# Directive
Make an exact copy of the listing below.

Extracted data entries:
-- Start --

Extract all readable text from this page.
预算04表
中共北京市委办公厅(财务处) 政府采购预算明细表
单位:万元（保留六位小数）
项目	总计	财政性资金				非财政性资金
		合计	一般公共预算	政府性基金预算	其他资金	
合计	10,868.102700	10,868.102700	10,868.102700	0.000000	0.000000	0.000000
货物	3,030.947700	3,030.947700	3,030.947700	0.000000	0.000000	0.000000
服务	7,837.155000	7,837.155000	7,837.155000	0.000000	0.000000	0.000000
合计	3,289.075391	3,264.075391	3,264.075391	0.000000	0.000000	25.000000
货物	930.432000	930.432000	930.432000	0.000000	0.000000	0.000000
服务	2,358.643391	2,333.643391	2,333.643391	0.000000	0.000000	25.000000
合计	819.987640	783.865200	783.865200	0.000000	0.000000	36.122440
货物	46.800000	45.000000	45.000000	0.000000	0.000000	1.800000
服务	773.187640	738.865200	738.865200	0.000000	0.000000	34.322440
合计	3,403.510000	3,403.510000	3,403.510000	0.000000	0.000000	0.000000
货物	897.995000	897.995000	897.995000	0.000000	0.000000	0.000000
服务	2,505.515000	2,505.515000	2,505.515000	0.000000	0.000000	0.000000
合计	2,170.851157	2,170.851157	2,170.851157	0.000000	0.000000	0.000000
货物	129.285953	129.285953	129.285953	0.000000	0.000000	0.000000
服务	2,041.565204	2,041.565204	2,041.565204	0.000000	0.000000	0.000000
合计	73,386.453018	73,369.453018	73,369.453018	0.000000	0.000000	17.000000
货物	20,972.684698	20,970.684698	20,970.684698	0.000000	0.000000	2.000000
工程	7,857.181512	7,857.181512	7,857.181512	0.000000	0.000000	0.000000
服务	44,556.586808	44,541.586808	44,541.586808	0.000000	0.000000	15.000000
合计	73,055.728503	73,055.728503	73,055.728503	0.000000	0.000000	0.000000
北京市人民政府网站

-- End --

# Problem solution
Extract all readable text from this page.
预算04表
中共北京市委办公厅(财务处) 政府采购预算明细表
单位:万元（保留六位小数）
项目	总计	财政性资金				非财政性资金
		合计	一般公共预算	政府性基金预算	其他资金	
合计	10,868.102700	10,868.102700	10,868.102700	0.000000	0.000000	0.000000
货物	3,030.947700	3,030.947700	3,030.947700	0.000000	0.000000	0.000000
服务	7,837.155000	7,837.155000	7,837.155000	0.000000	0.000000	0.000000
合计	3,289.075391	3,264.075391	3,264.075391	0.000000	0.000000	25.000000
货物	930.432000	930.432000	930.432000	0.000000	0.000000	0.000000
服务	2,358.643391	2,333.643391	2,333.643391	0.000000	0.000000	25.000000
合计	819.987640	783.865200	783.865200	0.000000	0.000000	36.122440
货物	46.800000	45.000000	45.000000	0.000000	0.000000	1.800000
服务	773.187640	738.865200	738.865200	0.000000	0.000000	34.322440
合计	3,403.510000	3,403.510000	3,403.510000	0.000000	0.000000	0.000000
货物	897.995000	897.995000	897.995000	0.000000	0.000000	0.000000
服务	2,505.515000	2,505.515000	2,505.515000	0.000000	0.000000	0.000000
合计	2,170.851157	2,170.851157	2,170.851157	0.000000	0.000000	0.000000
货物	129.285953	129.285953	129.285953	0.000000	0.000000	0.000000
服务	2,041.565204	2,041.565204	2,041.565204	0.000000	0.000000	0.000000
合计	73,386.453018	73,369.453018	73,369.453018	0.000000	0.000000	17.000000
货物	20,972.684698	20,970.684698	20,970.684698	0.000000	0.000000	2.000000
工程	7,857.181512	7,857.181512	7,857.181512	0.000000	0.000000	0.000000
服务	44,556.586808	44,541.586808	44,541.586808	0.000000	0.000000	15.000000
合计	73,055.728503	73,055.728503	73,055.728503	0.000000	0.000000	0.000000
北京市人民政府网站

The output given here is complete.